--- Start ---

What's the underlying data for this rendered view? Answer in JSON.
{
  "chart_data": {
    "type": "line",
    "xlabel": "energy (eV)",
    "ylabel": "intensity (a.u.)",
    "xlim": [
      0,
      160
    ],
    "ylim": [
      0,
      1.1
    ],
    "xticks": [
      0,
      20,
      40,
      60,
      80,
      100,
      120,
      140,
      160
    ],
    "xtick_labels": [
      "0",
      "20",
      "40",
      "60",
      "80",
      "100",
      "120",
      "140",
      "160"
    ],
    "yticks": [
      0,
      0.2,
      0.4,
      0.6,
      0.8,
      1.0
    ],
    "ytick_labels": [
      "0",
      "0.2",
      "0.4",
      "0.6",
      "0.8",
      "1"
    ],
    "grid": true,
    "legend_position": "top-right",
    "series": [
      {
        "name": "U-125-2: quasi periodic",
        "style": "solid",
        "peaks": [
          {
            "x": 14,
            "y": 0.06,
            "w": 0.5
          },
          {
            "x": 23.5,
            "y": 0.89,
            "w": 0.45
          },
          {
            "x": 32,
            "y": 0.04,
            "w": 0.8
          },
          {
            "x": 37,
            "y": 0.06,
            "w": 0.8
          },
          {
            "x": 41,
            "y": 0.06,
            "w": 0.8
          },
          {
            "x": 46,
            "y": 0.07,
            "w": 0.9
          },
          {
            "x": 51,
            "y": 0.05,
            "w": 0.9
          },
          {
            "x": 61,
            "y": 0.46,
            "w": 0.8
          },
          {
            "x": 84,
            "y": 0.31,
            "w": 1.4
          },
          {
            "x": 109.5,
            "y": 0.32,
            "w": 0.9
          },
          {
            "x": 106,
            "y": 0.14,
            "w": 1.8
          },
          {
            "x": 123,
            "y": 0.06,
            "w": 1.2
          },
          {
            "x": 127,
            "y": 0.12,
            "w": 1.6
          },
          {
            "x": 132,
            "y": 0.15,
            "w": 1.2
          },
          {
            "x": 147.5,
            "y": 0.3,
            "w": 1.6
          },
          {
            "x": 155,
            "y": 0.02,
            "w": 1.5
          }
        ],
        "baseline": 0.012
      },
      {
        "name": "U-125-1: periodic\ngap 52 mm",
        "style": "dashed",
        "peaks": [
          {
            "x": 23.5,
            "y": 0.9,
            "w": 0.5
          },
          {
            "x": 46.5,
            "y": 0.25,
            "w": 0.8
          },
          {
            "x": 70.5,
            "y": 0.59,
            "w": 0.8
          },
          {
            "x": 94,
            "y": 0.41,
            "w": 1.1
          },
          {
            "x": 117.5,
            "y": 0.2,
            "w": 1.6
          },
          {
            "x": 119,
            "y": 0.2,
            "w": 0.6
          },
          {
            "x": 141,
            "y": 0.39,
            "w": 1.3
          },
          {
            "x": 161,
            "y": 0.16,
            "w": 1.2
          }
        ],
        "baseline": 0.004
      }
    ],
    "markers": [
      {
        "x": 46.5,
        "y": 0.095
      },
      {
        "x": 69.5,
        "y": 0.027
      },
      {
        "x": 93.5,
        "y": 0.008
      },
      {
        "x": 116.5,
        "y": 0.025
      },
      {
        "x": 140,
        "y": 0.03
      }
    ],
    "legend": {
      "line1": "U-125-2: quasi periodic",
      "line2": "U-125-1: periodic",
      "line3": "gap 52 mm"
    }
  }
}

--- End ---

## EXERCISE OBJECTIVE
Copy every line from the entries that contains the word "name".

## REPLY TO THE TASK
        "name": "U-125-2: quasi periodic",
        "name": "U-125-1: periodic\ngap 52 mm",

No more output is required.